ACTION ITEM: Count how many lines in the entries below hold "Ubuntu". Only the number belongs in the answer.

Data about app and page elements:
==*==

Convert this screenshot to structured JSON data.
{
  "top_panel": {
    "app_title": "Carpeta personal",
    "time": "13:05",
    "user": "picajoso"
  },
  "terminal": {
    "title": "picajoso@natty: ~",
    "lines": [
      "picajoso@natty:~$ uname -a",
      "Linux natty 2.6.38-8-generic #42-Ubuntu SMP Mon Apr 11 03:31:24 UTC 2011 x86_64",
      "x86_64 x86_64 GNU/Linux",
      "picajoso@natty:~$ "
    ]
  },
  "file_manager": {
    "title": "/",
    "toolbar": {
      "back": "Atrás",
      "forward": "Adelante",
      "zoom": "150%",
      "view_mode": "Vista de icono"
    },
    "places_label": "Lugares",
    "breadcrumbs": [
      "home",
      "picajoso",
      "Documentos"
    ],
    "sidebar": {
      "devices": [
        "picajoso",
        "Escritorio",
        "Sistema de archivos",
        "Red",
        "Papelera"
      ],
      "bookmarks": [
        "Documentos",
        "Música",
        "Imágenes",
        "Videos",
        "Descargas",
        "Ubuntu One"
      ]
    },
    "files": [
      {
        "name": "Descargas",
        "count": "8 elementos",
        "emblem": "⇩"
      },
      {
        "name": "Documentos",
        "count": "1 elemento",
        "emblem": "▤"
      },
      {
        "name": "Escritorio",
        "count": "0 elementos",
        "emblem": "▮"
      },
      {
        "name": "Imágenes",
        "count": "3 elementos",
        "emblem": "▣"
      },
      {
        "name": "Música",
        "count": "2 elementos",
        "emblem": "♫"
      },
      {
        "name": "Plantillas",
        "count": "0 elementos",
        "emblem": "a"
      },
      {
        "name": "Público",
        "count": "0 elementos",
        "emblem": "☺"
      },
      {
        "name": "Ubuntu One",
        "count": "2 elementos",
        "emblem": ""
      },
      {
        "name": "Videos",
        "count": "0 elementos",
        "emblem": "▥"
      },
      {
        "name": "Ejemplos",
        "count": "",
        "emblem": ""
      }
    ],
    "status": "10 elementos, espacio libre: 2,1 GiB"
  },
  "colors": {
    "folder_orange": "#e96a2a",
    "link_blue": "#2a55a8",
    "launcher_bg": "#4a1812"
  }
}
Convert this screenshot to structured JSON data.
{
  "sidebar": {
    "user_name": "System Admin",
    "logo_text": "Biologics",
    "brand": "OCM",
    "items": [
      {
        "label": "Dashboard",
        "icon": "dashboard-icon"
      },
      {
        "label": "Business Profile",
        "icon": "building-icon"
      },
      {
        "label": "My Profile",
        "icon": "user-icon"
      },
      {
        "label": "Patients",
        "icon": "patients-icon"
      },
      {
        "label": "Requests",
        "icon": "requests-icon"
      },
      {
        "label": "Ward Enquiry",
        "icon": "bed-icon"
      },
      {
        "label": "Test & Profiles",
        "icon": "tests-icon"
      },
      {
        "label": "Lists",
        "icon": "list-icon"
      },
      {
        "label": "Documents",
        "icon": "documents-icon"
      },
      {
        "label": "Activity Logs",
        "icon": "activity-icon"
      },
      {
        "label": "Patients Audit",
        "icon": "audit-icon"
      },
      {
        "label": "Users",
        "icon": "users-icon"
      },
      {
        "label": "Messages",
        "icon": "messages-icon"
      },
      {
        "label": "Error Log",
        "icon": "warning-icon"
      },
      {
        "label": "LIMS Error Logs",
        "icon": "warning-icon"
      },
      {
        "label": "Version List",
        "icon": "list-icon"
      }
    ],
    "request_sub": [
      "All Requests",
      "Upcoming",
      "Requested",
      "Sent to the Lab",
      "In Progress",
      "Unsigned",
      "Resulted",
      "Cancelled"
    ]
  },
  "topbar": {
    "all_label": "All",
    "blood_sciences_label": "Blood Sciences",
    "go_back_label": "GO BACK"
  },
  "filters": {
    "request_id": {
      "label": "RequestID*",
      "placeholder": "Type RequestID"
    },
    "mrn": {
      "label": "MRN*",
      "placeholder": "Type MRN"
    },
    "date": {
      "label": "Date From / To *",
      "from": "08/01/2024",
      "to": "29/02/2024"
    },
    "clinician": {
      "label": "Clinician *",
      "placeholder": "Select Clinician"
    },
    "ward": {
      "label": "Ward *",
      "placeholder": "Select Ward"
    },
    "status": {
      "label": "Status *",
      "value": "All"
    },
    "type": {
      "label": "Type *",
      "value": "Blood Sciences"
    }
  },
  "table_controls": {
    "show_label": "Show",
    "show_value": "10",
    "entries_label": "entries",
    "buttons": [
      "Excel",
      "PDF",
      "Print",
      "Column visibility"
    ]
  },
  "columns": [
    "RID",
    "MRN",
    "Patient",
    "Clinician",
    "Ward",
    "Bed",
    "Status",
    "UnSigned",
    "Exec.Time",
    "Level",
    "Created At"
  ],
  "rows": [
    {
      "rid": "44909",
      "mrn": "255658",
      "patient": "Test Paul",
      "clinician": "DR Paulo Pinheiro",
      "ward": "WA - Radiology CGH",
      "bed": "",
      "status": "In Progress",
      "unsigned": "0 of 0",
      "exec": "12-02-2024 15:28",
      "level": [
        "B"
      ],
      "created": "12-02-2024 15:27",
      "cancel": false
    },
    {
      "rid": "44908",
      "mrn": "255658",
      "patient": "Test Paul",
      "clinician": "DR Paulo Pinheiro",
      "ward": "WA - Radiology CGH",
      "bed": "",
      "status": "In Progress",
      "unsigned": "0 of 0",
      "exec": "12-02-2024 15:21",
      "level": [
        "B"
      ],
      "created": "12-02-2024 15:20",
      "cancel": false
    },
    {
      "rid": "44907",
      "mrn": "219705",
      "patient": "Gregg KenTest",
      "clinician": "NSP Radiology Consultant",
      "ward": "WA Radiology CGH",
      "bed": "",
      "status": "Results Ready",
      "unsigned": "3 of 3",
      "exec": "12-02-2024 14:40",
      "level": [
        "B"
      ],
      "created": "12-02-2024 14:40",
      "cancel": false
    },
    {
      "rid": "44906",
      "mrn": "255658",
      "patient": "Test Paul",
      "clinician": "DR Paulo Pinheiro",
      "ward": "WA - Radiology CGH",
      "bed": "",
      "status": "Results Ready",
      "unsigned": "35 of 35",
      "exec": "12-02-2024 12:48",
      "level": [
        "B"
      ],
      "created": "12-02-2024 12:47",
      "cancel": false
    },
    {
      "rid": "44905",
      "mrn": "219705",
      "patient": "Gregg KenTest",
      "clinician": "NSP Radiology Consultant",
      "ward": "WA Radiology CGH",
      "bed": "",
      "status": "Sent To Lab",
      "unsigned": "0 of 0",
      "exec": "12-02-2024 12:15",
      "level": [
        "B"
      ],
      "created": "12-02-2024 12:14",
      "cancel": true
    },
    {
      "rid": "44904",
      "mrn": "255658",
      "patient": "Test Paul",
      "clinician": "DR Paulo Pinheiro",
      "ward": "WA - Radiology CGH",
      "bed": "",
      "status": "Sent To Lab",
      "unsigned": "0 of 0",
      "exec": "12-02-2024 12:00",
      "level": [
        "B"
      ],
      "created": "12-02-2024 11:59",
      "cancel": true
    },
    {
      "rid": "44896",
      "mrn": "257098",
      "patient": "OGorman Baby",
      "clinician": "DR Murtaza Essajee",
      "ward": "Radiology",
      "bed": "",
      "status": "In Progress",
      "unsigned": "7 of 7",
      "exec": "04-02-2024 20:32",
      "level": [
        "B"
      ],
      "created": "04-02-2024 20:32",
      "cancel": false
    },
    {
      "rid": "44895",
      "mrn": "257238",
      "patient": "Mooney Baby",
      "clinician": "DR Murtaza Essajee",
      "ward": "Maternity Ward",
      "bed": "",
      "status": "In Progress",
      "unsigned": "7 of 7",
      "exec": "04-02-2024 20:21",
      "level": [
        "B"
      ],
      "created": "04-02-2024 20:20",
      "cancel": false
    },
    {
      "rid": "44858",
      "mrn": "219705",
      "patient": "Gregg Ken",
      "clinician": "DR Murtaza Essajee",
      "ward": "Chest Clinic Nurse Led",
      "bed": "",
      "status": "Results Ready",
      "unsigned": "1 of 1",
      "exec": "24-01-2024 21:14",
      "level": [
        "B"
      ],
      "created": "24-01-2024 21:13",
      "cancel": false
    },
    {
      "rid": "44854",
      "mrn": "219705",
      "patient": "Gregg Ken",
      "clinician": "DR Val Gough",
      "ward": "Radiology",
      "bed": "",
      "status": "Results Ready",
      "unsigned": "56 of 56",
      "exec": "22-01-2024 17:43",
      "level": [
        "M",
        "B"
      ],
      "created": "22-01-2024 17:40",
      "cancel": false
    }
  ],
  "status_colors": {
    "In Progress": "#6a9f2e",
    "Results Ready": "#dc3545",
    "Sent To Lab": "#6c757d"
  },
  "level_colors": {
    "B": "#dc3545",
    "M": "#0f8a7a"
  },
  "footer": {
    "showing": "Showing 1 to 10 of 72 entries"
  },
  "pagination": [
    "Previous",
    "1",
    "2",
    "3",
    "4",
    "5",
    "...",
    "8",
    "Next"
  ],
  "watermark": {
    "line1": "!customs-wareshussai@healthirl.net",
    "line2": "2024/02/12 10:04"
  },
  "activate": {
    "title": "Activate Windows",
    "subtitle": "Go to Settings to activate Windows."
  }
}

==*==

RESPONSE FOR THIS EXERCISE: 3